(Page content records)
- - -

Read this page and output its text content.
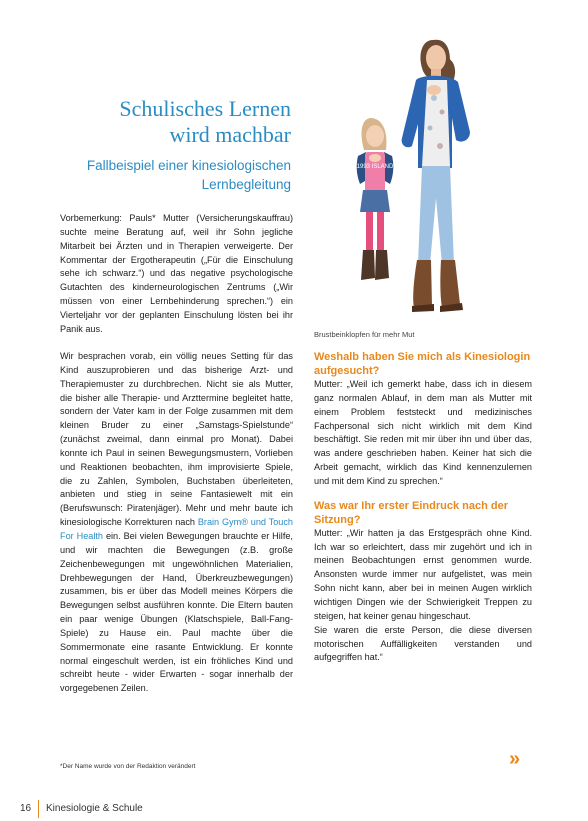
Schulisches Lernen
wird machbar
Fallbeispiel einer kinesiologischen
Lernbegleitung

Vorbemerkung: Pauls* Mutter (Versicherungskauffrau) suchte meine Beratung auf, weil ihr Sohn jegliche Mitarbeit bei Ärzten und in Therapien verweigerte. Der Kommentar der Ergotherapeutin („Für die Einschulung sehe ich schwarz.“) und das negative psychologische Gutachten des kinderneurologischen Zentrums („Wir müssen von einer Lernbehinderung sprechen.“) ein Vierteljahr vor der geplanten Einschulung lösten bei ihr Panik aus.

Wir besprachen vorab, ein völlig neues Setting für das Kind auszuprobieren und das bisherige Arzt- und Therapiemuster zu durchbrechen. Nicht sie als Mutter, die bisher alle Therapie- und Arzttermine begleitet hatte, sondern der Vater kam in der Folge zusammen mit dem kleinen Bruder zu einer „Samstags-Spielstunde“ (zunächst zweimal, dann einmal pro Monat). Dabei konnte ich Paul in seinen Bewegungsmustern, Vorlieben und Reaktionen beobachten, ihm improvisierte Spiele, die zu Zahlen, Symbolen, Buchstaben überleiteten, anbieten und stieg in seine Fantasiewelt mit ein (Berufswunsch: Piratenjäger). Mehr und mehr baute ich kinesiologische Korrekturen nach Brain Gym® und Touch For Health ein. Bei vielen Bewegungen brauchte er Hilfe, und wir machten die Bewegungen (z.B. große Zeichenbewegungen mit ungewöhnlichen Materialien, Drehbewegungen der Hand, Überkreuzbewegungen) zusammen, bis er über das Modell meines Körpers die Bewegungen selbst ausführen konnte. Die Eltern bauten ein paar wenige Übungen (Klatschspiele, Ball-Fang-Spiele) zu Hause ein. Paul machte über die Sommermonate eine rasante Entwicklung. Er konnte normal eingeschult werden, ist ein fröhliches Kind und schreibt heute - wider Erwarten - sogar innerhalb der vorgegebenen Zeilen.

1993 ISLAND
Brustbeinklopfen für mehr Mut
Weshalb haben Sie mich als Kinesiologin aufgesucht?

Mutter: „Weil ich gemerkt habe, dass ich in diesem ganz normalen Ablauf, in dem man als Mutter mit einem Problem feststeckt und medizinisches Fachpersonal sich nicht wirklich mit dem Kind beschäftigt. Sie reden mit mir über ihn und über das, was andere geschrieben haben. Keiner hat sich die Arbeit gemacht, wirklich das Kind kennenzulernen und mit dem Kind zu sprechen.“

Was war Ihr erster Eindruck nach der Sitzung?

Mutter: „Wir hatten ja das Erstgespräch ohne Kind. Ich war so erleichtert, dass mir zugehört und ich in meinen Beobachtungen ernst genommen wurde. Ansonsten wurde immer nur aufgelistet, was mein Sohn nicht kann, aber bei in meinen Augen wirklich wichtigen Dingen wie der Schwierigkeit Treppen zu steigen, hat keiner genau hingeschaut.

Sie waren die erste Person, die diese diversen motorischen Auffälligkeiten verstanden und aufgegriffen hat.“

*Der Name wurde von der Redaktion verändert	»
16 Kinesiologie & Schule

- - -

- **Prompt**
Set every entry down again word for word, but not the pictures.

- **Exercise response**
Read this page and output its text content.
Schulisches Lernen
wird machbar
Fallbeispiel einer kinesiologischen
Lernbegleitung

Vorbemerkung: Pauls* Mutter (Versicherungskauffrau) suchte meine Beratung auf, weil ihr Sohn jegliche Mitarbeit bei Ärzten und in Therapien verweigerte. Der Kommentar der Ergotherapeutin („Für die Einschulung sehe ich schwarz.“) und das negative psychologische Gutachten des kinderneurologischen Zentrums („Wir müssen von einer Lernbehinderung sprechen.“) ein Vierteljahr vor der geplanten Einschulung lösten bei ihr Panik aus.

Wir besprachen vorab, ein völlig neues Setting für das Kind auszuprobieren und das bisherige Arzt- und Therapiemuster zu durchbrechen. Nicht sie als Mutter, die bisher alle Therapie- und Arzttermine begleitet hatte, sondern der Vater kam in der Folge zusammen mit dem kleinen Bruder zu einer „Samstags-Spielstunde“ (zunächst zweimal, dann einmal pro Monat). Dabei konnte ich Paul in seinen Bewegungsmustern, Vorlieben und Reaktionen beobachten, ihm improvisierte Spiele, die zu Zahlen, Symbolen, Buchstaben überleiteten, anbieten und stieg in seine Fantasiewelt mit ein (Berufswunsch: Piratenjäger). Mehr und mehr baute ich kinesiologische Korrekturen nach Brain Gym® und Touch For Health ein. Bei vielen Bewegungen brauchte er Hilfe, und wir machten die Bewegungen (z.B. große Zeichenbewegungen mit ungewöhnlichen Materialien, Drehbewegungen der Hand, Überkreuzbewegungen) zusammen, bis er über das Modell meines Körpers die Bewegungen selbst ausführen konnte. Die Eltern bauten ein paar wenige Übungen (Klatschspiele, Ball-Fang-Spiele) zu Hause ein. Paul machte über die Sommermonate eine rasante Entwicklung. Er konnte normal eingeschult werden, ist ein fröhliches Kind und schreibt heute - wider Erwarten - sogar innerhalb der vorgegebenen Zeilen.

1993 ISLAND
Brustbeinklopfen für mehr Mut
Weshalb haben Sie mich als Kinesiologin aufgesucht?

Mutter: „Weil ich gemerkt habe, dass ich in diesem ganz normalen Ablauf, in dem man als Mutter mit einem Problem feststeckt und medizinisches Fachpersonal sich nicht wirklich mit dem Kind beschäftigt. Sie reden mit mir über ihn und über das, was andere geschrieben haben. Keiner hat sich die Arbeit gemacht, wirklich das Kind kennenzulernen und mit dem Kind zu sprechen.“

Was war Ihr erster Eindruck nach der Sitzung?

Mutter: „Wir hatten ja das Erstgespräch ohne Kind. Ich war so erleichtert, dass mir zugehört und ich in meinen Beobachtungen ernst genommen wurde. Ansonsten wurde immer nur aufgelistet, was mein Sohn nicht kann, aber bei in meinen Augen wirklich wichtigen Dingen wie der Schwierigkeit Treppen zu steigen, hat keiner genau hingeschaut.

Sie waren die erste Person, die diese diversen motorischen Auffälligkeiten verstanden und aufgegriffen hat.“

*Der Name wurde von der Redaktion verändert	»
16 Kinesiologie & Schule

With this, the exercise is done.